Some records:
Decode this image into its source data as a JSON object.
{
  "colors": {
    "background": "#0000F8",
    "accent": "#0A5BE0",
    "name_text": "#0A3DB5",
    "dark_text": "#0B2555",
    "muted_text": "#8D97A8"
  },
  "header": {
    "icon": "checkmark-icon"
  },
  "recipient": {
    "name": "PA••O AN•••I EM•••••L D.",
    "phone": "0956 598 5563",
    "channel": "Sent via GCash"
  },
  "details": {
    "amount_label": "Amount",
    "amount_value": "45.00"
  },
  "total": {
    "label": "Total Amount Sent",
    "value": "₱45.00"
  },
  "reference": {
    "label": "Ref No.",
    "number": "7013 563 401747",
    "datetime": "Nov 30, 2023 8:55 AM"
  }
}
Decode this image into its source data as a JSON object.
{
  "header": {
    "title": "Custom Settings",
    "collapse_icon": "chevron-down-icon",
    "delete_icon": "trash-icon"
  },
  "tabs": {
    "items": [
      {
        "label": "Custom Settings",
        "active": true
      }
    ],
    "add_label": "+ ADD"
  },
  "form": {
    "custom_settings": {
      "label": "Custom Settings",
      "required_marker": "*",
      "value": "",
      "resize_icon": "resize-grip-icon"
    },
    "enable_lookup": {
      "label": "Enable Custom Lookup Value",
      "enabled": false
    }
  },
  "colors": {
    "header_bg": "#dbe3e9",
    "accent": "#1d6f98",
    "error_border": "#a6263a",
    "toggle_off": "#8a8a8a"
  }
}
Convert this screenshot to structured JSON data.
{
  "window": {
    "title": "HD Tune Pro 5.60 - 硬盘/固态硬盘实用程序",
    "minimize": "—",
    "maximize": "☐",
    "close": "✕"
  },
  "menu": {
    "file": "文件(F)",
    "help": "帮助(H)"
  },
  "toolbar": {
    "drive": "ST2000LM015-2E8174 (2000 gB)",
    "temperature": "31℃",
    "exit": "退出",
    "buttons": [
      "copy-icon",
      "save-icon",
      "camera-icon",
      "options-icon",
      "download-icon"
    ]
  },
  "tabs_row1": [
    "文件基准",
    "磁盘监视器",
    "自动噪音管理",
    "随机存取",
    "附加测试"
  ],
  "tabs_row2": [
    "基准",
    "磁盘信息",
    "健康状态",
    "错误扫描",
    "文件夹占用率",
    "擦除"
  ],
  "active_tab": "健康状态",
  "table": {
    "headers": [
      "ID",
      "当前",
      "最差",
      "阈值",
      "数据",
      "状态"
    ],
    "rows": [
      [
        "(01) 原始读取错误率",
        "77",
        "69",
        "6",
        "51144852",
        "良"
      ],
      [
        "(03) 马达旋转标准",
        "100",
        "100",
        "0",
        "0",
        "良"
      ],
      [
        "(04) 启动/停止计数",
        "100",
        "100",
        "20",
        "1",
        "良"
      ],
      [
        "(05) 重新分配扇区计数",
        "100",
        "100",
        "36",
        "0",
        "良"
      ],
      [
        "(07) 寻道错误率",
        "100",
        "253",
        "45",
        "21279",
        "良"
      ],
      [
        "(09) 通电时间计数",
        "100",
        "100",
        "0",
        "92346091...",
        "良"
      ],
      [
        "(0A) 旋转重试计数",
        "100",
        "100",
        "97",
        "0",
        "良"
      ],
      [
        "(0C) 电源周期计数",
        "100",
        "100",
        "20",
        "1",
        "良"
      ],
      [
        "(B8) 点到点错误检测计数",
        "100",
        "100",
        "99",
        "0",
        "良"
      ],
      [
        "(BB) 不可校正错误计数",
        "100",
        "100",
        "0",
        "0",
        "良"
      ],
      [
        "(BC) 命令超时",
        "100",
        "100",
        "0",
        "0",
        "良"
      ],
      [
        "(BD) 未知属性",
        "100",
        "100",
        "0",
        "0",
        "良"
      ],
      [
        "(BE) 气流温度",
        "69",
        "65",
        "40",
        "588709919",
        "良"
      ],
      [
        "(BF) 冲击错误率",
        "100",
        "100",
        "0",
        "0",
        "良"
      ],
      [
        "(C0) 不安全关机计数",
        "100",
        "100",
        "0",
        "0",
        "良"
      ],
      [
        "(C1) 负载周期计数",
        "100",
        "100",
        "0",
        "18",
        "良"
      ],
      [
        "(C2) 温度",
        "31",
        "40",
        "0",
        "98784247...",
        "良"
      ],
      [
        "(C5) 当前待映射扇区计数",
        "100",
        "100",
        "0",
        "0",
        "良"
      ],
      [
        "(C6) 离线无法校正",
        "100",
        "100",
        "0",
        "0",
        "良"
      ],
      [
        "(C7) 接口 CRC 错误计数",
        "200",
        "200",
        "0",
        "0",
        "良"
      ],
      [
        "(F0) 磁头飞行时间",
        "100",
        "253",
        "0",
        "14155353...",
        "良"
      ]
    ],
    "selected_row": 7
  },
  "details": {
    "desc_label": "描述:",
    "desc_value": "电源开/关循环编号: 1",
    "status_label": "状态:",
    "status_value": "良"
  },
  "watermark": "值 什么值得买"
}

__AIM OF THE TASK__
Repeat all the entries exactly as given.

__WRITTEN ANSWER__
Decode this image into its source data as a JSON object.
{
  "colors": {
    "background": "#0000F8",
    "accent": "#0A5BE0",
    "name_text": "#0A3DB5",
    "dark_text": "#0B2555",
    "muted_text": "#8D97A8"
  },
  "header": {
    "icon": "checkmark-icon"
  },
  "recipient": {
    "name": "PA••O AN•••I EM•••••L D.",
    "phone": "0956 598 5563",
    "channel": "Sent via GCash"
  },
  "details": {
    "amount_label": "Amount",
    "amount_value": "45.00"
  },
  "total": {
    "label": "Total Amount Sent",
    "value": "₱45.00"
  },
  "reference": {
    "label": "Ref No.",
    "number": "7013 563 401747",
    "datetime": "Nov 30, 2023 8:55 AM"
  }
}
Decode this image into its source data as a JSON object.
{
  "header": {
    "title": "Custom Settings",
    "collapse_icon": "chevron-down-icon",
    "delete_icon": "trash-icon"
  },
  "tabs": {
    "items": [
      {
        "label": "Custom Settings",
        "active": true
      }
    ],
    "add_label": "+ ADD"
  },
  "form": {
    "custom_settings": {
      "label": "Custom Settings",
      "required_marker": "*",
      "value": "",
      "resize_icon": "resize-grip-icon"
    },
    "enable_lookup": {
      "label": "Enable Custom Lookup Value",
      "enabled": false
    }
  },
  "colors": {
    "header_bg": "#dbe3e9",
    "accent": "#1d6f98",
    "error_border": "#a6263a",
    "toggle_off": "#8a8a8a"
  }
}
Convert this screenshot to structured JSON data.
{
  "window": {
    "title": "HD Tune Pro 5.60 - 硬盘/固态硬盘实用程序",
    "minimize": "—",
    "maximize": "☐",
    "close": "✕"
  },
  "menu": {
    "file": "文件(F)",
    "help": "帮助(H)"
  },
  "toolbar": {
    "drive": "ST2000LM015-2E8174 (2000 gB)",
    "temperature": "31℃",
    "exit": "退出",
    "buttons": [
      "copy-icon",
      "save-icon",
      "camera-icon",
      "options-icon",
      "download-icon"
    ]
  },
  "tabs_row1": [
    "文件基准",
    "磁盘监视器",
    "自动噪音管理",
    "随机存取",
    "附加测试"
  ],
  "tabs_row2": [
    "基准",
    "磁盘信息",
    "健康状态",
    "错误扫描",
    "文件夹占用率",
    "擦除"
  ],
  "active_tab": "健康状态",
  "table": {
    "headers": [
      "ID",
      "当前",
      "最差",
      "阈值",
      "数据",
      "状态"
    ],
    "rows": [
      [
        "(01) 原始读取错误率",
        "77",
        "69",
        "6",
        "51144852",
        "良"
      ],
      [
        "(03) 马达旋转标准",
        "100",
        "100",
        "0",
        "0",
        "良"
      ],
      [
        "(04) 启动/停止计数",
        "100",
        "100",
        "20",
        "1",
        "良"
      ],
      [
        "(05) 重新分配扇区计数",
        "100",
        "100",
        "36",
        "0",
        "良"
      ],
      [
        "(07) 寻道错误率",
        "100",
        "253",
        "45",
        "21279",
        "良"
      ],
      [
        "(09) 通电时间计数",
        "100",
        "100",
        "0",
        "92346091...",
        "良"
      ],
      [
        "(0A) 旋转重试计数",
        "100",
        "100",
        "97",
        "0",
        "良"
      ],
      [
        "(0C) 电源周期计数",
        "100",
        "100",
        "20",
        "1",
        "良"
      ],
      [
        "(B8) 点到点错误检测计数",
        "100",
        "100",
        "99",
        "0",
        "良"
      ],
      [
        "(BB) 不可校正错误计数",
        "100",
        "100",
        "0",
        "0",
        "良"
      ],
      [
        "(BC) 命令超时",
        "100",
        "100",
        "0",
        "0",
        "良"
      ],
      [
        "(BD) 未知属性",
        "100",
        "100",
        "0",
        "0",
        "良"
      ],
      [
        "(BE) 气流温度",
        "69",
        "65",
        "40",
        "588709919",
        "良"
      ],
      [
        "(BF) 冲击错误率",
        "100",
        "100",
        "0",
        "0",
        "良"
      ],
      [
        "(C0) 不安全关机计数",
        "100",
        "100",
        "0",
        "0",
        "良"
      ],
      [
        "(C1) 负载周期计数",
        "100",
        "100",
        "0",
        "18",
        "良"
      ],
      [
        "(C2) 温度",
        "31",
        "40",
        "0",
        "98784247...",
        "良"
      ],
      [
        "(C5) 当前待映射扇区计数",
        "100",
        "100",
        "0",
        "0",
        "良"
      ],
      [
        "(C6) 离线无法校正",
        "100",
        "100",
        "0",
        "0",
        "良"
      ],
      [
        "(C7) 接口 CRC 错误计数",
        "200",
        "200",
        "0",
        "0",
        "良"
      ],
      [
        "(F0) 磁头飞行时间",
        "100",
        "253",
        "0",
        "14155353...",
        "良"
      ]
    ],
    "selected_row": 7
  },
  "details": {
    "desc_label": "描述:",
    "desc_value": "电源开/关循环编号: 1",
    "status_label": "状态:",
    "status_value": "良"
  },
  "watermark": "值 什么值得买"
}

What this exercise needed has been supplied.